(Work required): Restate the whole listing word for word. Pictures are left out.

>> start Records provided

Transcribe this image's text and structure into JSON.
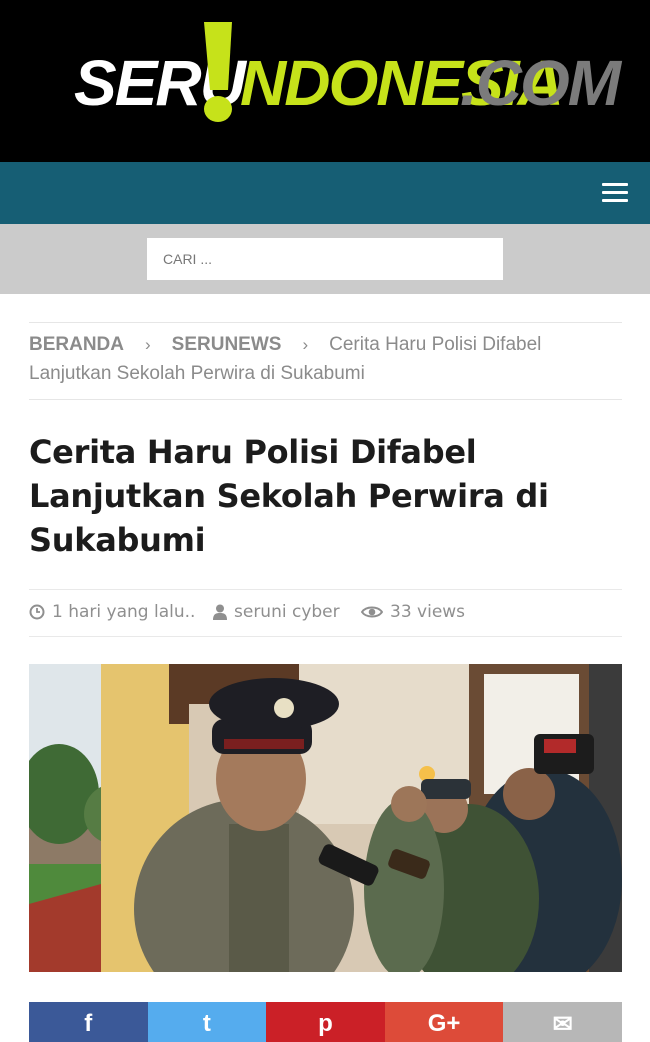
{
  "header": {
    "logo": {
      "part1": "SERU",
      "part2": "NDONESIA",
      "part3": ".COM"
    }
  },
  "nav": {
    "menu_icon": "hamburger-menu-icon"
  },
  "search": {
    "placeholder": "CARI ..."
  },
  "breadcrumb": {
    "home": "BERANDA",
    "category": "SERUNEWS",
    "current_line1": "Cerita Haru Polisi Difabel",
    "current_line2": "Lanjutkan Sekolah Perwira di Sukabumi",
    "separator_icon": "chevron-right-icon"
  },
  "article": {
    "title": "Cerita Haru Polisi Difabel Lanjutkan Sekolah Perwira di Sukabumi",
    "time": "1 hari yang lalu..",
    "author": "seruni cyber",
    "views": "33 views"
  },
  "share": {
    "buttons": [
      {
        "name": "facebook",
        "glyph": "f",
        "color": "#3b5998"
      },
      {
        "name": "twitter",
        "glyph": "t",
        "color": "#55acee"
      },
      {
        "name": "pinterest",
        "glyph": "p",
        "color": "#cb2027"
      },
      {
        "name": "google-plus",
        "glyph": "G+",
        "color": "#dd4b39"
      },
      {
        "name": "email",
        "glyph": "✉",
        "color": "#b7b7b7"
      }
    ]
  }
}
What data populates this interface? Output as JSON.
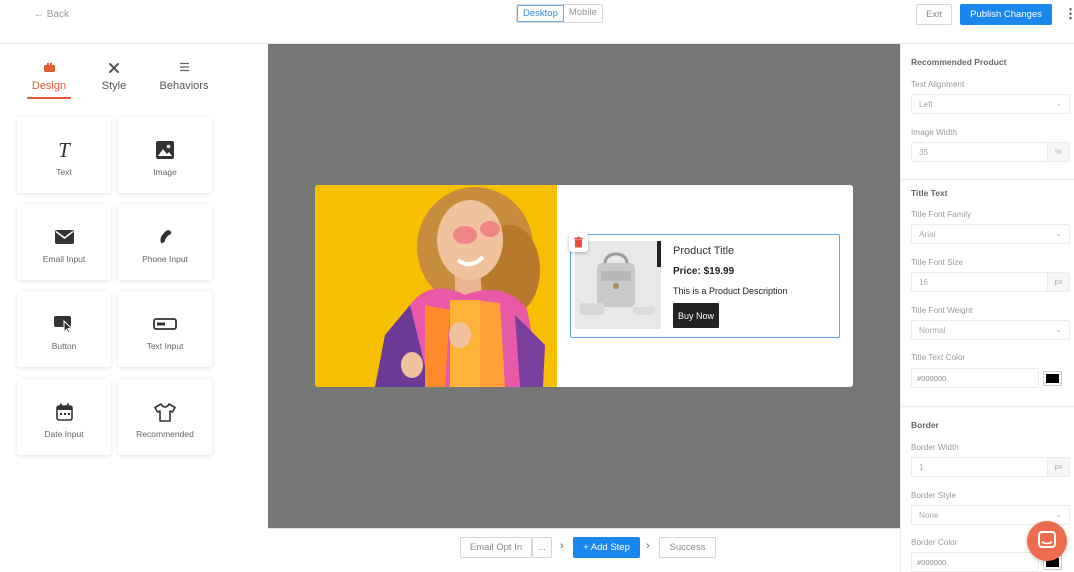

>> end Records provided

(Exercise solution):
Transcribe this image's text and structure into JSON.
{
  "header": {
    "logo": {
      "part1": "SERU",
      "part2": "NDONESIA",
      "part3": ".COM"
    }
  },
  "nav": {
    "menu_icon": "hamburger-menu-icon"
  },
  "search": {
    "placeholder": "CARI ..."
  },
  "breadcrumb": {
    "home": "BERANDA",
    "category": "SERUNEWS",
    "current_line1": "Cerita Haru Polisi Difabel",
    "current_line2": "Lanjutkan Sekolah Perwira di Sukabumi",
    "separator_icon": "chevron-right-icon"
  },
  "article": {
    "title": "Cerita Haru Polisi Difabel Lanjutkan Sekolah Perwira di Sukabumi",
    "time": "1 hari yang lalu..",
    "author": "seruni cyber",
    "views": "33 views"
  },
  "share": {
    "buttons": [
      {
        "name": "facebook",
        "glyph": "f",
        "color": "#3b5998"
      },
      {
        "name": "twitter",
        "glyph": "t",
        "color": "#55acee"
      },
      {
        "name": "pinterest",
        "glyph": "p",
        "color": "#cb2027"
      },
      {
        "name": "google-plus",
        "glyph": "G+",
        "color": "#dd4b39"
      },
      {
        "name": "email",
        "glyph": "✉",
        "color": "#b7b7b7"
      }
    ]
  }
}
What data populates this interface? Output as JSON.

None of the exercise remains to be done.